[What is required] Your job is to restate each entry word for word.
#####
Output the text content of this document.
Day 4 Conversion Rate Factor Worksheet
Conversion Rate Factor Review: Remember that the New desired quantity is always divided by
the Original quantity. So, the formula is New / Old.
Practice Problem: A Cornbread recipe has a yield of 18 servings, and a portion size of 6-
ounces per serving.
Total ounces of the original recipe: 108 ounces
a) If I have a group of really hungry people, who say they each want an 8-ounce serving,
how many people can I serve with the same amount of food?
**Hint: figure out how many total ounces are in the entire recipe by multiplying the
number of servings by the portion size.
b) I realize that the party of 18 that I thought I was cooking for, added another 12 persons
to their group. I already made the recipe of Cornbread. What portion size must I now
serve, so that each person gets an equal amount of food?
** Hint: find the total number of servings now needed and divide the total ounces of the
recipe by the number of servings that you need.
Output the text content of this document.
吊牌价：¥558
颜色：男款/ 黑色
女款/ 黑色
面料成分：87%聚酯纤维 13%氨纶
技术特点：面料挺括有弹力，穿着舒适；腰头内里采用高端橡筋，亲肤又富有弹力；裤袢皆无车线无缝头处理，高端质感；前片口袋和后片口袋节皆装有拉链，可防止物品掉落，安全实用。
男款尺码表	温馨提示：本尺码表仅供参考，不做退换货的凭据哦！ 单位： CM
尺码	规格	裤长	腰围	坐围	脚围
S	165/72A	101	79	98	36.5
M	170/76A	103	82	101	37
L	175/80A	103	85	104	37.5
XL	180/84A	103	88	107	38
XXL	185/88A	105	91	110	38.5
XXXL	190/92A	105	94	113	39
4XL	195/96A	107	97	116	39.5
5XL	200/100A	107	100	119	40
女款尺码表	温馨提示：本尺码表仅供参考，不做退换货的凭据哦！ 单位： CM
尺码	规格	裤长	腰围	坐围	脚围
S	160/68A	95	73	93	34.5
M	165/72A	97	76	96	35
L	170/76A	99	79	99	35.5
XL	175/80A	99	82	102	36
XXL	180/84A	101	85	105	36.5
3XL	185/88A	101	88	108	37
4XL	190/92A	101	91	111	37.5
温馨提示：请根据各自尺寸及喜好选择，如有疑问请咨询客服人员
#####
[Written answer]
Output the text content of this document.
Day 4 Conversion Rate Factor Worksheet
Conversion Rate Factor Review: Remember that the New desired quantity is always divided by
the Original quantity. So, the formula is New / Old.
Practice Problem: A Cornbread recipe has a yield of 18 servings, and a portion size of 6-
ounces per serving.
Total ounces of the original recipe: 108 ounces
a) If I have a group of really hungry people, who say they each want an 8-ounce serving,
how many people can I serve with the same amount of food?
**Hint: figure out how many total ounces are in the entire recipe by multiplying the
number of servings by the portion size.
b) I realize that the party of 18 that I thought I was cooking for, added another 12 persons
to their group. I already made the recipe of Cornbread. What portion size must I now
serve, so that each person gets an equal amount of food?
** Hint: find the total number of servings now needed and divide the total ounces of the
recipe by the number of servings that you need.
Output the text content of this document.
吊牌价：¥558
颜色：男款/ 黑色
女款/ 黑色
面料成分：87%聚酯纤维 13%氨纶
技术特点：面料挺括有弹力，穿着舒适；腰头内里采用高端橡筋，亲肤又富有弹力；裤袢皆无车线无缝头处理，高端质感；前片口袋和后片口袋节皆装有拉链，可防止物品掉落，安全实用。
男款尺码表	温馨提示：本尺码表仅供参考，不做退换货的凭据哦！ 单位： CM
尺码	规格	裤长	腰围	坐围	脚围
S	165/72A	101	79	98	36.5
M	170/76A	103	82	101	37
L	175/80A	103	85	104	37.5
XL	180/84A	103	88	107	38
XXL	185/88A	105	91	110	38.5
XXXL	190/92A	105	94	113	39
4XL	195/96A	107	97	116	39.5
5XL	200/100A	107	100	119	40
女款尺码表	温馨提示：本尺码表仅供参考，不做退换货的凭据哦！ 单位： CM
尺码	规格	裤长	腰围	坐围	脚围
S	160/68A	95	73	93	34.5
M	165/72A	97	76	96	35
L	170/76A	99	79	99	35.5
XL	175/80A	99	82	102	36
XXL	180/84A	101	85	105	36.5
3XL	185/88A	101	88	108	37
4XL	190/92A	101	91	111	37.5
温馨提示：请根据各自尺寸及喜好选择，如有疑问请咨询客服人员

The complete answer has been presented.